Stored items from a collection
+===+

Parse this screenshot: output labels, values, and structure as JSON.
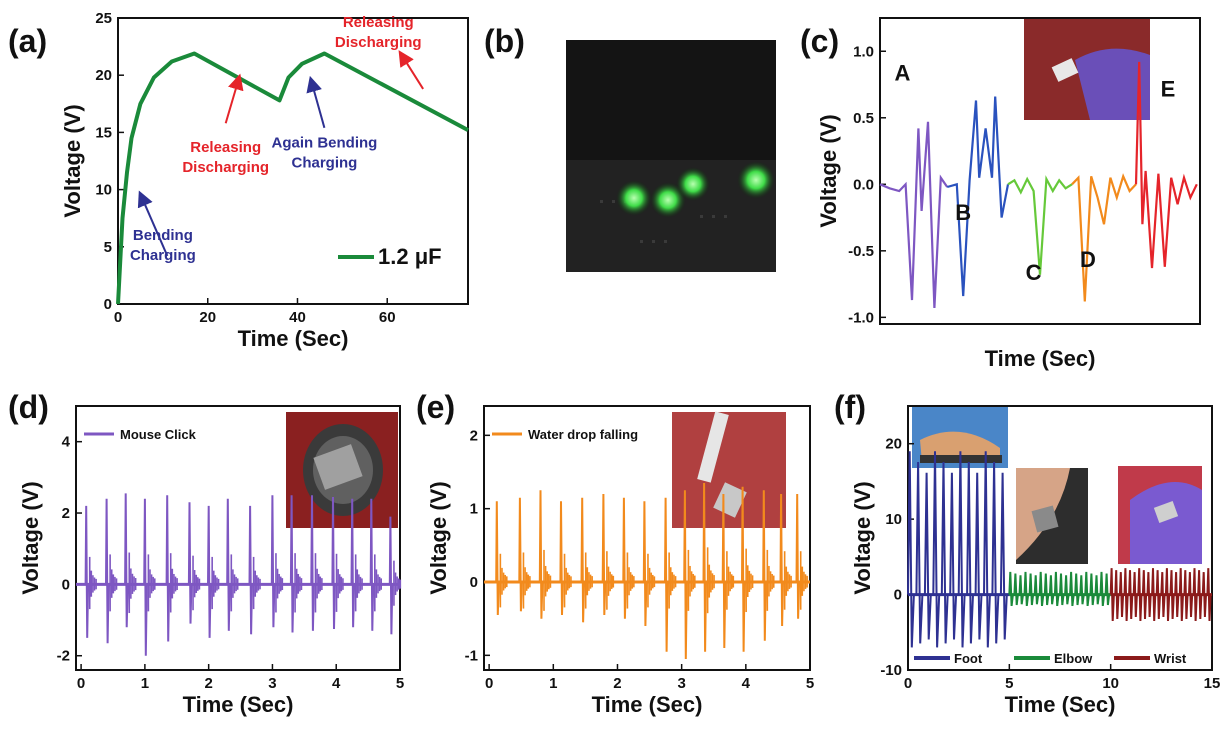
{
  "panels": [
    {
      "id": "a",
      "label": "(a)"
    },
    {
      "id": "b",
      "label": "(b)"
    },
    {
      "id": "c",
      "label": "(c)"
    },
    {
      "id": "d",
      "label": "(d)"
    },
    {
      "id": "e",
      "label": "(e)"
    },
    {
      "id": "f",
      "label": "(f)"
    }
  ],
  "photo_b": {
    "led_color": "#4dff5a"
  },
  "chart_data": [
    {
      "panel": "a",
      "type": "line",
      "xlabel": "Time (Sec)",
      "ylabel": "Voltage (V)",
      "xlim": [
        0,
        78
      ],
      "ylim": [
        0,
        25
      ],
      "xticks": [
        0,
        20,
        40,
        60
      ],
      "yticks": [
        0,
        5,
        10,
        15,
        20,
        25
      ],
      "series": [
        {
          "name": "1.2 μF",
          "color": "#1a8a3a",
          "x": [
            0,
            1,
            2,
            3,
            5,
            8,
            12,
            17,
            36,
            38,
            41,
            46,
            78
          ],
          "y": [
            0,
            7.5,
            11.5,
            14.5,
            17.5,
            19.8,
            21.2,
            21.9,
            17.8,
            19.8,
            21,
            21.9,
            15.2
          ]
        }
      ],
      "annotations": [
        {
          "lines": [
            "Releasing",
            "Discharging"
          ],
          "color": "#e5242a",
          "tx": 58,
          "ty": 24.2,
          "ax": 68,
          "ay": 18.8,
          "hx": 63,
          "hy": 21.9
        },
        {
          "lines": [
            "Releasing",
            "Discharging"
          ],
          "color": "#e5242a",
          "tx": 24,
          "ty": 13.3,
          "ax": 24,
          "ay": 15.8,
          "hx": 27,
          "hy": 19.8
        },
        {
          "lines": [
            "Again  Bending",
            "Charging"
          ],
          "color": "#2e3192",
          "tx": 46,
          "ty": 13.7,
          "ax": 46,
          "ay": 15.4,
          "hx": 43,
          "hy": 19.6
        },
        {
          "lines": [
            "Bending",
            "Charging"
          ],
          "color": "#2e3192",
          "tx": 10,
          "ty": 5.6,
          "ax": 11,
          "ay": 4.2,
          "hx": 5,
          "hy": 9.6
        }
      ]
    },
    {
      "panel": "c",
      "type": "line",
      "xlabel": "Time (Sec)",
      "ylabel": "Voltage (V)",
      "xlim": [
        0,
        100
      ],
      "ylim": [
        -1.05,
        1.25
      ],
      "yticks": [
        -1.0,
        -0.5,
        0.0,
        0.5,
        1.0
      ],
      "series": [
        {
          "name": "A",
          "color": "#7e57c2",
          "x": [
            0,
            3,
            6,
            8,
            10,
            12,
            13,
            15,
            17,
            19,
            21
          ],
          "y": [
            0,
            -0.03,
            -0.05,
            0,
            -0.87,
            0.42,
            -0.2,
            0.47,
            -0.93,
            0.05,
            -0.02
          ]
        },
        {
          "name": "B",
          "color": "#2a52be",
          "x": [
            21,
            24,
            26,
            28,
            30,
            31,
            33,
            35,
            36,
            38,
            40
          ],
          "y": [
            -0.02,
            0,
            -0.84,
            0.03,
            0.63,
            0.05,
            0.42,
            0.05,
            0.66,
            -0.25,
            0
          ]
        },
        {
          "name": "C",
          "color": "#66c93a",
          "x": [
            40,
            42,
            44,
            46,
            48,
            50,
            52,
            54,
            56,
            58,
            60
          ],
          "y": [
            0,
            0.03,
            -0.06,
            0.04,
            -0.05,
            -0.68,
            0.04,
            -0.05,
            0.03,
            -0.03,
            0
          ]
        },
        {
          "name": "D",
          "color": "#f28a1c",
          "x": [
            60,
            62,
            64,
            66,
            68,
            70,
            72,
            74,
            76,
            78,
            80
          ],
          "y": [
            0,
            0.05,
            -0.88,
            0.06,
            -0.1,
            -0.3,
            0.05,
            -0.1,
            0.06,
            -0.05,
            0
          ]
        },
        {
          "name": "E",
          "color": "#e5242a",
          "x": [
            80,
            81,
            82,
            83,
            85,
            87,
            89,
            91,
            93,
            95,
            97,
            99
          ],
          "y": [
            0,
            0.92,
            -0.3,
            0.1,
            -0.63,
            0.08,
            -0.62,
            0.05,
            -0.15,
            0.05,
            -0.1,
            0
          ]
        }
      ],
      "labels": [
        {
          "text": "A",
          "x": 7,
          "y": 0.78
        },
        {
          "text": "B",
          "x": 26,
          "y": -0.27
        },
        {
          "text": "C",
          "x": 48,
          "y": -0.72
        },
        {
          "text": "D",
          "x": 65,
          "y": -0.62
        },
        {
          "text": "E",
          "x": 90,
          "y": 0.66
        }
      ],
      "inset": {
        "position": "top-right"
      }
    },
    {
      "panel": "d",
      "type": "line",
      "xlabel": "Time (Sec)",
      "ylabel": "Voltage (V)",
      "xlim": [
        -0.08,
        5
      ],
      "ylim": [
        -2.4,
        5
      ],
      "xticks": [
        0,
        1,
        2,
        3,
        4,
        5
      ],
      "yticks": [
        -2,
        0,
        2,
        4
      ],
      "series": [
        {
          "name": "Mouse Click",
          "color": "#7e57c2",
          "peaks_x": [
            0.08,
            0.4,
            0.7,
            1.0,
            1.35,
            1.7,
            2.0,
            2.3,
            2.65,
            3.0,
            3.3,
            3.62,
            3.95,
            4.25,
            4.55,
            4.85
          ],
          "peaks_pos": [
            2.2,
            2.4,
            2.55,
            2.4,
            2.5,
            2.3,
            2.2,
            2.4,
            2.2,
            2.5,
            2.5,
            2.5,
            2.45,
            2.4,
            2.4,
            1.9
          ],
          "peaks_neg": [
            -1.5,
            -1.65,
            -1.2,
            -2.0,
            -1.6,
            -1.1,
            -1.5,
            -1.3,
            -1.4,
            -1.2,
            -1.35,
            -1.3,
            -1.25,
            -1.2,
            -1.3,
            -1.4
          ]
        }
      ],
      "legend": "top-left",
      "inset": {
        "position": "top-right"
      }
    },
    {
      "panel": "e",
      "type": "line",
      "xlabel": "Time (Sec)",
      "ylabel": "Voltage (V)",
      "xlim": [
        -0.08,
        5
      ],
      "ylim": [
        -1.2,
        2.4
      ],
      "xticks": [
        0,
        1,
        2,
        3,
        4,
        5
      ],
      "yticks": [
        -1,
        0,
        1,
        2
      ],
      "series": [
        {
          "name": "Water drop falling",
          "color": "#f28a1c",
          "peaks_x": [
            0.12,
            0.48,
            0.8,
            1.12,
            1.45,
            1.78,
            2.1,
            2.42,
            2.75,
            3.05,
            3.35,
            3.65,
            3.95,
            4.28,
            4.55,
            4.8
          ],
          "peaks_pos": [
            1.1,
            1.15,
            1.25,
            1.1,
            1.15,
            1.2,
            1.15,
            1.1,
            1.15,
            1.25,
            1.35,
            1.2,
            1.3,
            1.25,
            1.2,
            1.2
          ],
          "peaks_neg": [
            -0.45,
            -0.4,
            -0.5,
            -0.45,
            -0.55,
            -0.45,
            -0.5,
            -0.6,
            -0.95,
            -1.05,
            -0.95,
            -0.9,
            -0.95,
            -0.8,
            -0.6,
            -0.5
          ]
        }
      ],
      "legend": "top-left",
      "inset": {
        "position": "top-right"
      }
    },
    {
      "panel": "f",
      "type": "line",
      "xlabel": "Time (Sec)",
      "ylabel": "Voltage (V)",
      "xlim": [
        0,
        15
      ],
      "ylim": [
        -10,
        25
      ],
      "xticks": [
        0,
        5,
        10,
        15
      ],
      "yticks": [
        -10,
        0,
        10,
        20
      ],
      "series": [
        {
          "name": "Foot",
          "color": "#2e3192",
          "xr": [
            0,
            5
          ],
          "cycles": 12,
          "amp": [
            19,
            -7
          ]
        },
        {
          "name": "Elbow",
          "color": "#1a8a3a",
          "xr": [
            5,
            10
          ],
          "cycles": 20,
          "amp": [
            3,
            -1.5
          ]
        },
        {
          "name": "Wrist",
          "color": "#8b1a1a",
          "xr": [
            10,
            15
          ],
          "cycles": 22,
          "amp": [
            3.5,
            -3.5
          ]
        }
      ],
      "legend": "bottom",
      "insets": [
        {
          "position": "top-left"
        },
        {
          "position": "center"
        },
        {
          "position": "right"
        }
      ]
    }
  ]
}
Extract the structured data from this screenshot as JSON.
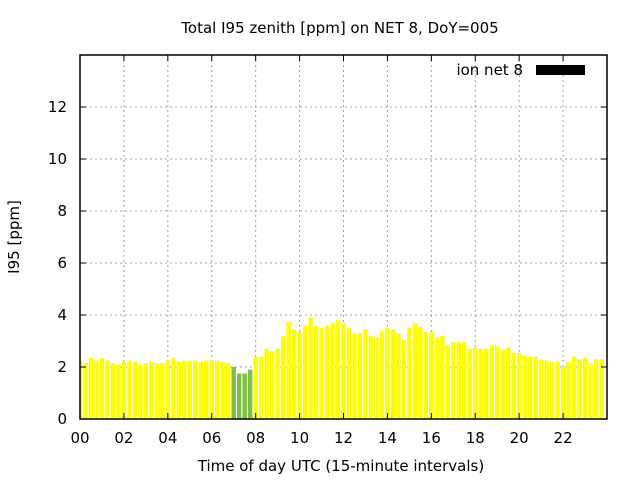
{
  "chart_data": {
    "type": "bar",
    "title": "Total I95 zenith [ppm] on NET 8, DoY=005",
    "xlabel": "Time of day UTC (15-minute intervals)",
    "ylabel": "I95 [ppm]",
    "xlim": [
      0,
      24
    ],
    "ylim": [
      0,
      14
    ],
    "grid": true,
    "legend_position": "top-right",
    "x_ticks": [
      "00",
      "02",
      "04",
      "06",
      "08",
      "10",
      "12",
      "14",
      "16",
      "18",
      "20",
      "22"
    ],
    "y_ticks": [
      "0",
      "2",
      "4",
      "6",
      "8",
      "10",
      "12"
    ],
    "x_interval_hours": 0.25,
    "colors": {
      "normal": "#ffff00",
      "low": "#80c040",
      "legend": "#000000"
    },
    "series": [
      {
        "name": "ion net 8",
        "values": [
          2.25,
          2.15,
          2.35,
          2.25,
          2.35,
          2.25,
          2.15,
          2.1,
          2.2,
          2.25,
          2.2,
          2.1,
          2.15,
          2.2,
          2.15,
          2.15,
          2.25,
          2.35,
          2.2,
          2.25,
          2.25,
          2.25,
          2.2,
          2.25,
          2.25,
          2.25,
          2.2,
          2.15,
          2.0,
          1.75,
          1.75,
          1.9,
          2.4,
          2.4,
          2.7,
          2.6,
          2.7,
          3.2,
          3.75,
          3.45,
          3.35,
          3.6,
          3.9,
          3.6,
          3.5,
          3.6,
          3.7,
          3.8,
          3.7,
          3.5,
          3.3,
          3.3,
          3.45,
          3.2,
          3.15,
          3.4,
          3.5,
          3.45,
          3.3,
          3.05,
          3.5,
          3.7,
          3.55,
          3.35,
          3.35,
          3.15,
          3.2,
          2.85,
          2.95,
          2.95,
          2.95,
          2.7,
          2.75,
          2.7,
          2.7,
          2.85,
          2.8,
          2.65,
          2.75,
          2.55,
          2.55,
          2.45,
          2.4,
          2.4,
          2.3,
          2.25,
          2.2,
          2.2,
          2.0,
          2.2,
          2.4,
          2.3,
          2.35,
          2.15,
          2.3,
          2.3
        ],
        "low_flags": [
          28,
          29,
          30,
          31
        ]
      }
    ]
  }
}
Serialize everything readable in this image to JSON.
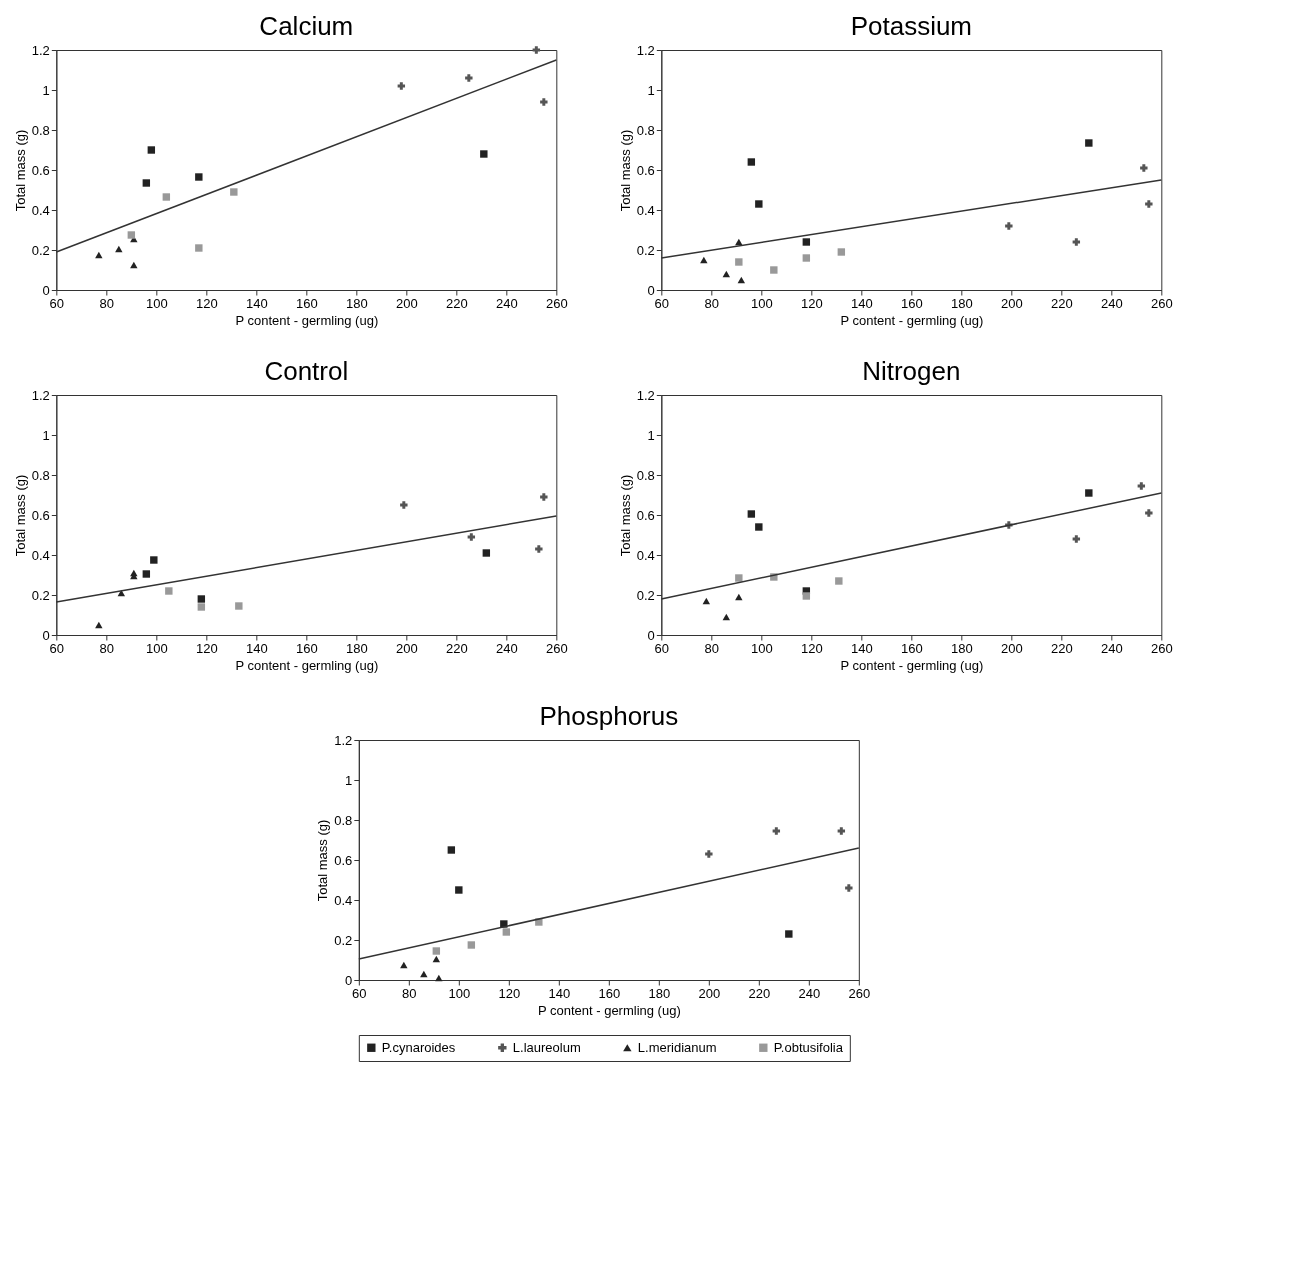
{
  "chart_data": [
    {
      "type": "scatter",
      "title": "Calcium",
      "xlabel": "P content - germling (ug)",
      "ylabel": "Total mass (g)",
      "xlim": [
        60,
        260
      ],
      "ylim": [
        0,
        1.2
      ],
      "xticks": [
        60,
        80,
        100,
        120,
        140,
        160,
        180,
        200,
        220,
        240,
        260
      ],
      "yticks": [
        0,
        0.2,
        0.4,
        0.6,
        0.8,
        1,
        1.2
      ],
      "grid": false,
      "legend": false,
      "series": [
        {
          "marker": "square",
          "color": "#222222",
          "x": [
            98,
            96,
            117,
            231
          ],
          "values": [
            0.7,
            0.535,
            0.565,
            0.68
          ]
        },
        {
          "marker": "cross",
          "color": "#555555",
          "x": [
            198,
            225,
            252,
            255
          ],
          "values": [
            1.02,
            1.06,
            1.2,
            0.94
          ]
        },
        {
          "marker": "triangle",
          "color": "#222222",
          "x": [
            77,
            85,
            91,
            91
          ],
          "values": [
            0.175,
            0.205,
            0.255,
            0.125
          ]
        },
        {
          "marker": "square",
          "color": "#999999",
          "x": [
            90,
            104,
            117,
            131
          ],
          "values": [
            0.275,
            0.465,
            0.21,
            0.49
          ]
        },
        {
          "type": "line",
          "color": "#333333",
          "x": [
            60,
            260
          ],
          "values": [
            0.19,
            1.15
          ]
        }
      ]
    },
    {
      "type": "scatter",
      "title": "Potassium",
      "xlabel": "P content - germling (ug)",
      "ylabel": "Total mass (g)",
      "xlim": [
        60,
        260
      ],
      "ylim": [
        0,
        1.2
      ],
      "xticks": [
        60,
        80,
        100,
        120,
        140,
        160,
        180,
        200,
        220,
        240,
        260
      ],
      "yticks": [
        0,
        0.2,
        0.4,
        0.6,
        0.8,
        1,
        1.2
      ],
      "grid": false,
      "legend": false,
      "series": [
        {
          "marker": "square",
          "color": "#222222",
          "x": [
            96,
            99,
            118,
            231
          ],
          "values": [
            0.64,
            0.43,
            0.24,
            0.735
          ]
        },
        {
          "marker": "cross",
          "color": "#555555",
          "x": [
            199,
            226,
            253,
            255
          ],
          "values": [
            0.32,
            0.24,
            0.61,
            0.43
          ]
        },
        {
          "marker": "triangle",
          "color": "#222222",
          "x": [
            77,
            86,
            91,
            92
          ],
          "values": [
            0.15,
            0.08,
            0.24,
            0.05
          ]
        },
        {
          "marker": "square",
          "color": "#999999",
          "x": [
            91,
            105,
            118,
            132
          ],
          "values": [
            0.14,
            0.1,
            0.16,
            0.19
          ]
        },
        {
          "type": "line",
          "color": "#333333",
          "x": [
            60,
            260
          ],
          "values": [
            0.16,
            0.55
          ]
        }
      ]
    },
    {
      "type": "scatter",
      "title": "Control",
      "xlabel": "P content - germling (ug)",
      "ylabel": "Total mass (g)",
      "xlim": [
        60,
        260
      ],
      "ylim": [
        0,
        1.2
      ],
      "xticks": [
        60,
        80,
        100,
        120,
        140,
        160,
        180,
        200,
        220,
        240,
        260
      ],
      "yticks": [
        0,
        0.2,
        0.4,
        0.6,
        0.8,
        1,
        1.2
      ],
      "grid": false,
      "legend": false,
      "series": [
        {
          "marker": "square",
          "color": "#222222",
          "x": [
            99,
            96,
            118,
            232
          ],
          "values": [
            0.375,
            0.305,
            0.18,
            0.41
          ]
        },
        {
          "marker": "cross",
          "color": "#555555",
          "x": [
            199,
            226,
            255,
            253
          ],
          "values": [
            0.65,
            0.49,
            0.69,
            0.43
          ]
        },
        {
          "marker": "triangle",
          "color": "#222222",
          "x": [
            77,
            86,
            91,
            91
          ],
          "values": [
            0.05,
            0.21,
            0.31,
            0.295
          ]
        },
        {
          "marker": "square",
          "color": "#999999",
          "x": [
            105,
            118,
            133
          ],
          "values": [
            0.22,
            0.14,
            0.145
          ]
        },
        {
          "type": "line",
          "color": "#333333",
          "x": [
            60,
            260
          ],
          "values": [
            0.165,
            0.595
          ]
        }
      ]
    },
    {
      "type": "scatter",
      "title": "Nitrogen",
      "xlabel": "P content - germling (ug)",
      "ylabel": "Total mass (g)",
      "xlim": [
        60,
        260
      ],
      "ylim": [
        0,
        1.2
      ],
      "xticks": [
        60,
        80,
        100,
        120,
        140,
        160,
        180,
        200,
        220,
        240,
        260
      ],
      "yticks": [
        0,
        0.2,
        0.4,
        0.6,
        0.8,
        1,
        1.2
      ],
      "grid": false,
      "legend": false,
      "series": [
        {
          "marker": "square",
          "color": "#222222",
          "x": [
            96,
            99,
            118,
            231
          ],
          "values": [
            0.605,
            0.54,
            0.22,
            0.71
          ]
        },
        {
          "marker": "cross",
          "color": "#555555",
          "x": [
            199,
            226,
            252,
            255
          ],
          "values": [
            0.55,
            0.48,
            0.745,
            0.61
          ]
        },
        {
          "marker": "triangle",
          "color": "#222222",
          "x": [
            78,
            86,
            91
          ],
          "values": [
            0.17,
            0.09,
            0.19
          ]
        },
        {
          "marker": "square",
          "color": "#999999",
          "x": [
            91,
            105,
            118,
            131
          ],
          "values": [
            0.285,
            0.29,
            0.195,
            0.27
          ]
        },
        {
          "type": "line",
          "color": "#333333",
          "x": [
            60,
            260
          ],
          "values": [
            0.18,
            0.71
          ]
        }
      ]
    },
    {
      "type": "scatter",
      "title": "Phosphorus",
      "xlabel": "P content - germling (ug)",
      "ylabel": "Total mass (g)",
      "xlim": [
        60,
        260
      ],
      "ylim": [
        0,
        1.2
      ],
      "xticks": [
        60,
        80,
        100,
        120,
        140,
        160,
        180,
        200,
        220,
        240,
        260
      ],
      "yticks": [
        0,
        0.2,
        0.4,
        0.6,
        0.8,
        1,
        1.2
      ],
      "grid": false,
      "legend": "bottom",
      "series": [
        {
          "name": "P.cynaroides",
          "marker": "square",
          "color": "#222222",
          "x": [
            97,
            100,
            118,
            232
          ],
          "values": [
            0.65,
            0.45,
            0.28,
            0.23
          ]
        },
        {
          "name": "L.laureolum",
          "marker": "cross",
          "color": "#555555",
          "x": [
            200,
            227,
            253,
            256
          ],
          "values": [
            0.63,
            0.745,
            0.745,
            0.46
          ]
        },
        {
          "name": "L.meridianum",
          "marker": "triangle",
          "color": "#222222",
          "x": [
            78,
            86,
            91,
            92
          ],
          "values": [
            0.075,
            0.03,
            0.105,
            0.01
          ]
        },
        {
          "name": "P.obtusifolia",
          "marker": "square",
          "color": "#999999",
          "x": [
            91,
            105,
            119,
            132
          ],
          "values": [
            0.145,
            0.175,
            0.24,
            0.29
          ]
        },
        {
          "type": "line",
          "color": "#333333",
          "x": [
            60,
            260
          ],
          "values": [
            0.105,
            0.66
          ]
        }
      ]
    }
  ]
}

+===+

- Exercise description:
Where a line of the records above holds the word "this", copy that line.

- Result of the task:
Parse this screenshot: output labels, values, and structure as JSON.
Extract the structured data from this screenshot as JSON.
Serialize everything readable in this image to JSON.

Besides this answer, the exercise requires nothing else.